**Work to be completed**
Copy the data below exactly, omitting any picture it contains.

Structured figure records
■ ■ ■ ■ ■

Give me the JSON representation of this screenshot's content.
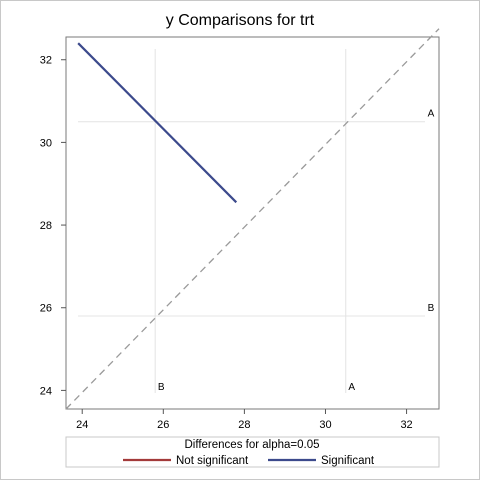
{
  "chart_data": {
    "type": "line",
    "title": "y Comparisons for trt",
    "xlabel": "",
    "ylabel": "",
    "xlim": [
      23.6,
      32.8
    ],
    "ylim": [
      23.55,
      32.55
    ],
    "xticks": [
      24,
      26,
      28,
      30,
      32
    ],
    "yticks": [
      24,
      26,
      28,
      30,
      32
    ],
    "grid": false,
    "diagonal": {
      "from": [
        23.6,
        23.55
      ],
      "to": [
        32.8,
        32.75
      ],
      "style": "dashed"
    },
    "group_levels": [
      {
        "value": 30.5,
        "top_label": "A",
        "right_label": "A"
      },
      {
        "value": 25.8,
        "top_label": "B",
        "right_label": "B"
      }
    ],
    "series": [
      {
        "name": "Significant",
        "color": "#3c4a8c",
        "x": [
          23.9,
          27.8
        ],
        "y": [
          32.4,
          28.55
        ]
      }
    ],
    "legend": {
      "title": "Differences for alpha=0.05",
      "placement": "bottom",
      "entries": [
        {
          "label": "Not significant",
          "color": "#a33a3a"
        },
        {
          "label": "Significant",
          "color": "#3c4a8c"
        }
      ]
    }
  }
}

■ ■ ■ ■ ■

**Completed task**
Give me the JSON representation of this screenshot's content.
{
  "chart_data": {
    "type": "line",
    "title": "y Comparisons for trt",
    "xlabel": "",
    "ylabel": "",
    "xlim": [
      23.6,
      32.8
    ],
    "ylim": [
      23.55,
      32.55
    ],
    "xticks": [
      24,
      26,
      28,
      30,
      32
    ],
    "yticks": [
      24,
      26,
      28,
      30,
      32
    ],
    "grid": false,
    "diagonal": {
      "from": [
        23.6,
        23.55
      ],
      "to": [
        32.8,
        32.75
      ],
      "style": "dashed"
    },
    "group_levels": [
      {
        "value": 30.5,
        "top_label": "A",
        "right_label": "A"
      },
      {
        "value": 25.8,
        "top_label": "B",
        "right_label": "B"
      }
    ],
    "series": [
      {
        "name": "Significant",
        "color": "#3c4a8c",
        "x": [
          23.9,
          27.8
        ],
        "y": [
          32.4,
          28.55
        ]
      }
    ],
    "legend": {
      "title": "Differences for alpha=0.05",
      "placement": "bottom",
      "entries": [
        {
          "label": "Not significant",
          "color": "#a33a3a"
        },
        {
          "label": "Significant",
          "color": "#3c4a8c"
        }
      ]
    }
  }
}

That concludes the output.